Directions for this task - Copy every entry word for word, but skip the pictures.

----- Input rows

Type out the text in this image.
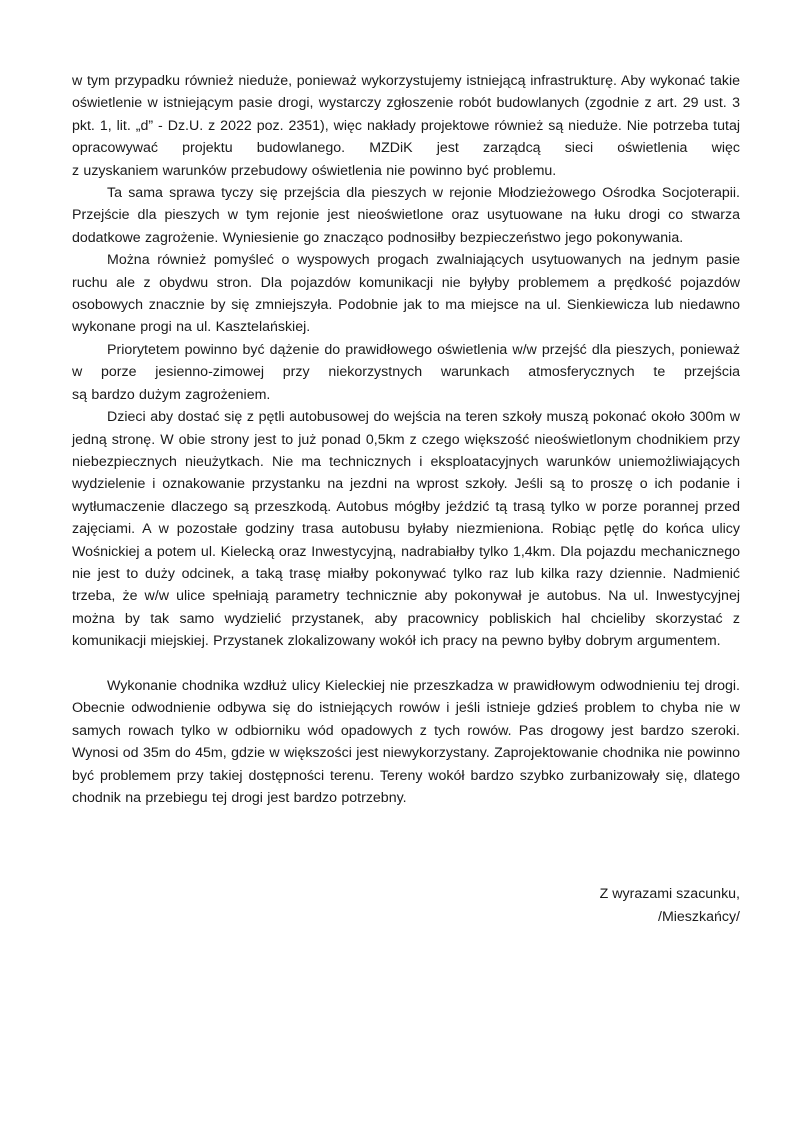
w tym przypadku również nieduże, ponieważ wykorzystujemy istniejącą infrastrukturę. Aby wykonać takie oświetlenie w istniejącym pasie drogi, wystarczy zgłoszenie robót budowlanych (zgodnie z art. 29 ust. 3 pkt. 1, lit. „d” - Dz.U. z 2022 poz. 2351), więc nakłady projektowe również są nieduże. Nie potrzeba tutaj opracowywać projektu budowlanego. MZDiK jest zarządcą sieci oświetlenia więc
z uzyskaniem warunków przebudowy oświetlenia nie powinno być problemu.

Ta sama sprawa tyczy się przejścia dla pieszych w rejonie Młodzieżowego Ośrodka Socjoterapii. Przejście dla pieszych w tym rejonie jest nieoświetlone oraz usytuowane na łuku drogi co stwarza dodatkowe zagrożenie. Wyniesienie go znacząco podnosiłby bezpieczeństwo jego pokonywania.

Można również pomyśleć o wyspowych progach zwalniających usytuowanych na jednym pasie ruchu ale z obydwu stron. Dla pojazdów komunikacji nie byłyby problemem a prędkość pojazdów osobowych znacznie by się zmniejszyła. Podobnie jak to ma miejsce na ul. Sienkiewicza lub niedawno wykonane progi na ul. Kasztelańskiej.

Priorytetem powinno być dążenie do prawidłowego oświetlenia w/w przejść dla pieszych, ponieważ w porze jesienno-zimowej przy niekorzystnych warunkach atmosferycznych te przejścia
są bardzo dużym zagrożeniem.

Dzieci aby dostać się z pętli autobusowej do wejścia na teren szkoły muszą pokonać około 300m w jedną stronę. W obie strony jest to już ponad 0,5km z czego większość nieoświetlonym chodnikiem przy niebezpiecznych nieużytkach. Nie ma technicznych i eksploatacyjnych warunków uniemożliwiających wydzielenie i oznakowanie przystanku na jezdni na wprost szkoły. Jeśli są to proszę o ich podanie i wytłumaczenie dlaczego są przeszkodą. Autobus mógłby jeździć tą trasą tylko w porze porannej przed zajęciami. A w pozostałe godziny trasa autobusu byłaby niezmieniona. Robiąc pętlę do końca ulicy Wośnickiej a potem ul. Kielecką oraz Inwestycyjną, nadrabiałby tylko 1,4km. Dla pojazdu mechanicznego nie jest to duży odcinek, a taką trasę miałby pokonywać tylko raz lub kilka razy dziennie. Nadmienić trzeba, że w/w ulice spełniają parametry technicznie aby pokonywał je autobus. Na ul. Inwestycyjnej można by tak samo wydzielić przystanek, aby pracownicy pobliskich hal chcieliby skorzystać z komunikacji miejskiej. Przystanek zlokalizowany wokół ich pracy na pewno byłby dobrym argumentem.

Wykonanie chodnika wzdłuż ulicy Kieleckiej nie przeszkadza w prawidłowym odwodnieniu tej drogi. Obecnie odwodnienie odbywa się do istniejących rowów i jeśli istnieje gdzieś problem to chyba nie w samych rowach tylko w odbiorniku wód opadowych z tych rowów. Pas drogowy jest bardzo szeroki. Wynosi od 35m do 45m, gdzie w większości jest niewykorzystany. Zaprojektowanie chodnika nie powinno być problemem przy takiej dostępności terenu. Tereny wokół bardzo szybko zurbanizowały się, dlatego chodnik na przebiegu tej drogi jest bardzo potrzebny.

Z wyrazami szacunku,
/Mieszkańcy/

----------

Solution -
Type out the text in this image.
w tym przypadku również nieduże, ponieważ wykorzystujemy istniejącą infrastrukturę. Aby wykonać takie oświetlenie w istniejącym pasie drogi, wystarczy zgłoszenie robót budowlanych (zgodnie z art. 29 ust. 3 pkt. 1, lit. „d” - Dz.U. z 2022 poz. 2351), więc nakłady projektowe również są nieduże. Nie potrzeba tutaj opracowywać projektu budowlanego. MZDiK jest zarządcą sieci oświetlenia więc
z uzyskaniem warunków przebudowy oświetlenia nie powinno być problemu.

Ta sama sprawa tyczy się przejścia dla pieszych w rejonie Młodzieżowego Ośrodka Socjoterapii. Przejście dla pieszych w tym rejonie jest nieoświetlone oraz usytuowane na łuku drogi co stwarza dodatkowe zagrożenie. Wyniesienie go znacząco podnosiłby bezpieczeństwo jego pokonywania.

Można również pomyśleć o wyspowych progach zwalniających usytuowanych na jednym pasie ruchu ale z obydwu stron. Dla pojazdów komunikacji nie byłyby problemem a prędkość pojazdów osobowych znacznie by się zmniejszyła. Podobnie jak to ma miejsce na ul. Sienkiewicza lub niedawno wykonane progi na ul. Kasztelańskiej.

Priorytetem powinno być dążenie do prawidłowego oświetlenia w/w przejść dla pieszych, ponieważ w porze jesienno-zimowej przy niekorzystnych warunkach atmosferycznych te przejścia
są bardzo dużym zagrożeniem.

Dzieci aby dostać się z pętli autobusowej do wejścia na teren szkoły muszą pokonać około 300m w jedną stronę. W obie strony jest to już ponad 0,5km z czego większość nieoświetlonym chodnikiem przy niebezpiecznych nieużytkach. Nie ma technicznych i eksploatacyjnych warunków uniemożliwiających wydzielenie i oznakowanie przystanku na jezdni na wprost szkoły. Jeśli są to proszę o ich podanie i wytłumaczenie dlaczego są przeszkodą. Autobus mógłby jeździć tą trasą tylko w porze porannej przed zajęciami. A w pozostałe godziny trasa autobusu byłaby niezmieniona. Robiąc pętlę do końca ulicy Wośnickiej a potem ul. Kielecką oraz Inwestycyjną, nadrabiałby tylko 1,4km. Dla pojazdu mechanicznego nie jest to duży odcinek, a taką trasę miałby pokonywać tylko raz lub kilka razy dziennie. Nadmienić trzeba, że w/w ulice spełniają parametry technicznie aby pokonywał je autobus. Na ul. Inwestycyjnej można by tak samo wydzielić przystanek, aby pracownicy pobliskich hal chcieliby skorzystać z komunikacji miejskiej. Przystanek zlokalizowany wokół ich pracy na pewno byłby dobrym argumentem.

Wykonanie chodnika wzdłuż ulicy Kieleckiej nie przeszkadza w prawidłowym odwodnieniu tej drogi. Obecnie odwodnienie odbywa się do istniejących rowów i jeśli istnieje gdzieś problem to chyba nie w samych rowach tylko w odbiorniku wód opadowych z tych rowów. Pas drogowy jest bardzo szeroki. Wynosi od 35m do 45m, gdzie w większości jest niewykorzystany. Zaprojektowanie chodnika nie powinno być problemem przy takiej dostępności terenu. Tereny wokół bardzo szybko zurbanizowały się, dlatego chodnik na przebiegu tej drogi jest bardzo potrzebny.

Z wyrazami szacunku,
/Mieszkańcy/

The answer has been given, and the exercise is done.